┌──
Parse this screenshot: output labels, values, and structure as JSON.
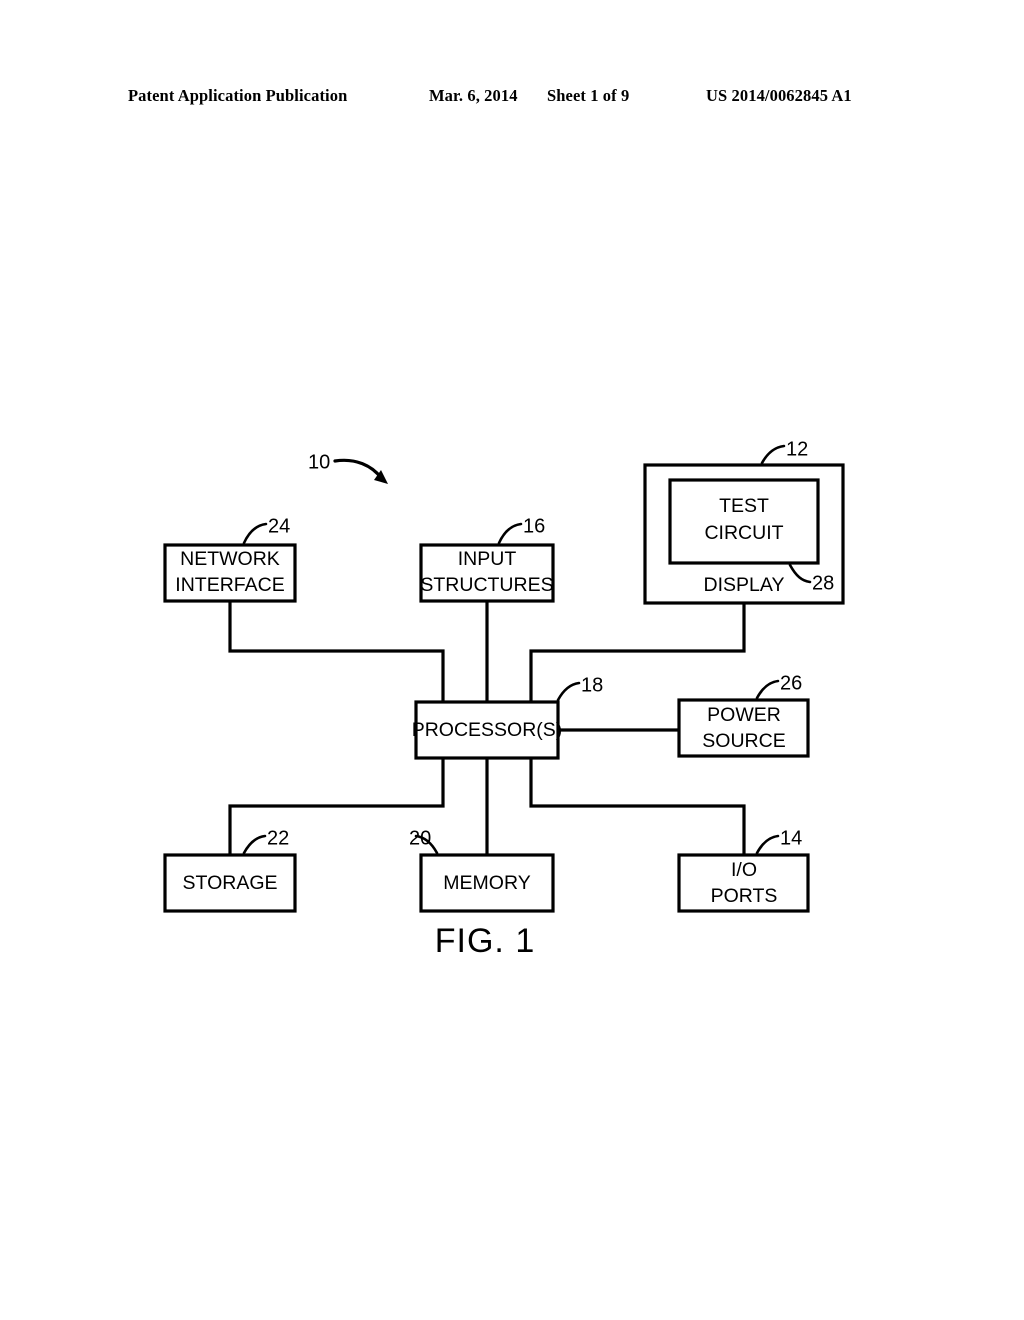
{
  "header": {
    "publication": "Patent Application Publication",
    "date": "Mar. 6, 2014",
    "sheet": "Sheet 1 of 9",
    "patent_number": "US 2014/0062845 A1"
  },
  "figure": {
    "caption": "FIG. 1",
    "system_ref": "10",
    "blocks": [
      {
        "id": "network-interface",
        "label_line1": "NETWORK",
        "label_line2": "INTERFACE",
        "ref": "24"
      },
      {
        "id": "input-structures",
        "label_line1": "INPUT",
        "label_line2": "STRUCTURES",
        "ref": "16"
      },
      {
        "id": "display",
        "label_line1": "DISPLAY",
        "label_line2": "",
        "ref": "12"
      },
      {
        "id": "test-circuit",
        "label_line1": "TEST",
        "label_line2": "CIRCUIT",
        "ref": "28"
      },
      {
        "id": "processors",
        "label_line1": "PROCESSOR(S)",
        "label_line2": "",
        "ref": "18"
      },
      {
        "id": "power-source",
        "label_line1": "POWER",
        "label_line2": "SOURCE",
        "ref": "26"
      },
      {
        "id": "storage",
        "label_line1": "STORAGE",
        "label_line2": "",
        "ref": "22"
      },
      {
        "id": "memory",
        "label_line1": "MEMORY",
        "label_line2": "",
        "ref": "20"
      },
      {
        "id": "io-ports",
        "label_line1": "I/O",
        "label_line2": "PORTS",
        "ref": "14"
      }
    ]
  },
  "colors": {
    "ink": "#000000",
    "paper": "#ffffff"
  }
}
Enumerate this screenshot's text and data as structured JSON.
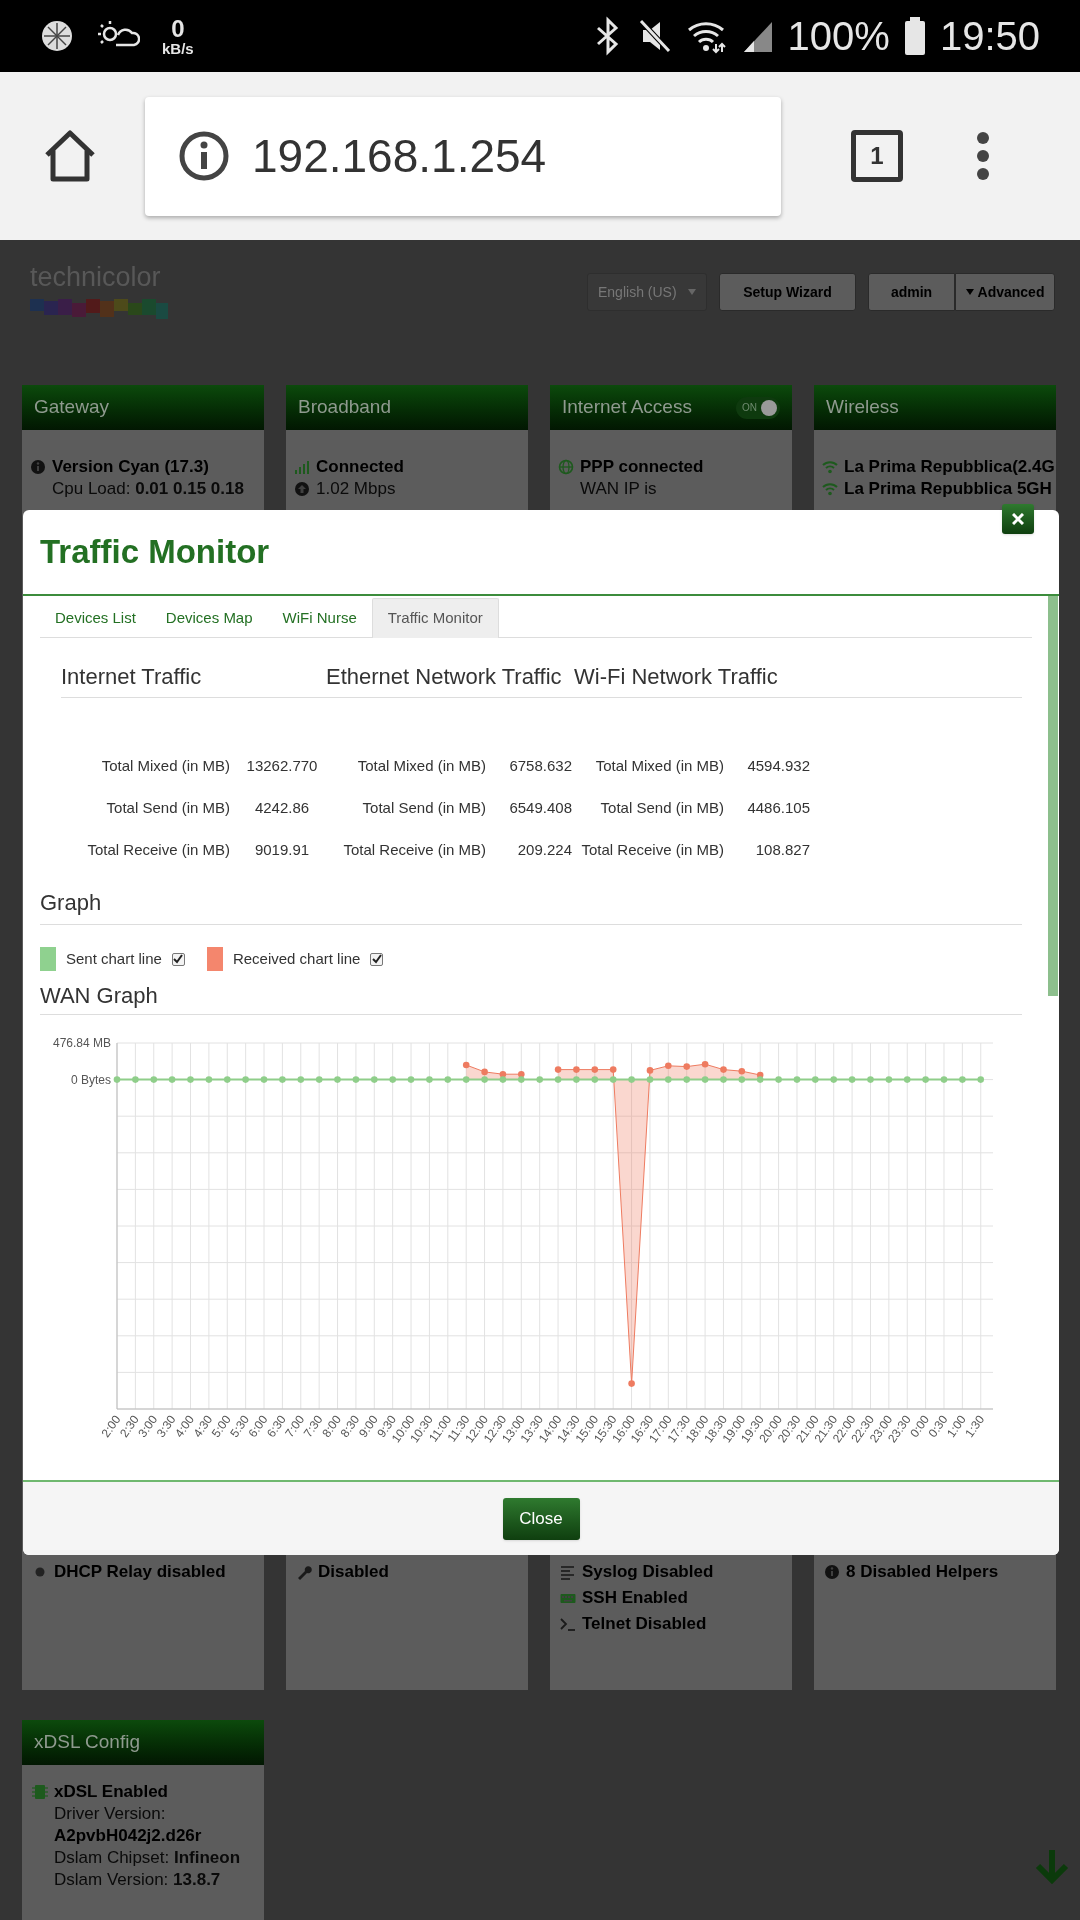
└──
Goal of the exercise = Keep the pictures out of the copy and return the rest of the data above exactly.

Response below =
Parse this screenshot: output labels, values, and structure as JSON.
{
  "header": {
    "publication": "Patent Application Publication",
    "date": "Mar. 6, 2014",
    "sheet": "Sheet 1 of 9",
    "patent_number": "US 2014/0062845 A1"
  },
  "figure": {
    "caption": "FIG. 1",
    "system_ref": "10",
    "blocks": [
      {
        "id": "network-interface",
        "label_line1": "NETWORK",
        "label_line2": "INTERFACE",
        "ref": "24"
      },
      {
        "id": "input-structures",
        "label_line1": "INPUT",
        "label_line2": "STRUCTURES",
        "ref": "16"
      },
      {
        "id": "display",
        "label_line1": "DISPLAY",
        "label_line2": "",
        "ref": "12"
      },
      {
        "id": "test-circuit",
        "label_line1": "TEST",
        "label_line2": "CIRCUIT",
        "ref": "28"
      },
      {
        "id": "processors",
        "label_line1": "PROCESSOR(S)",
        "label_line2": "",
        "ref": "18"
      },
      {
        "id": "power-source",
        "label_line1": "POWER",
        "label_line2": "SOURCE",
        "ref": "26"
      },
      {
        "id": "storage",
        "label_line1": "STORAGE",
        "label_line2": "",
        "ref": "22"
      },
      {
        "id": "memory",
        "label_line1": "MEMORY",
        "label_line2": "",
        "ref": "20"
      },
      {
        "id": "io-ports",
        "label_line1": "I/O",
        "label_line2": "PORTS",
        "ref": "14"
      }
    ]
  },
  "colors": {
    "ink": "#000000",
    "paper": "#ffffff"
  }
}
Enumerate this screenshot's text and data as structured JSON.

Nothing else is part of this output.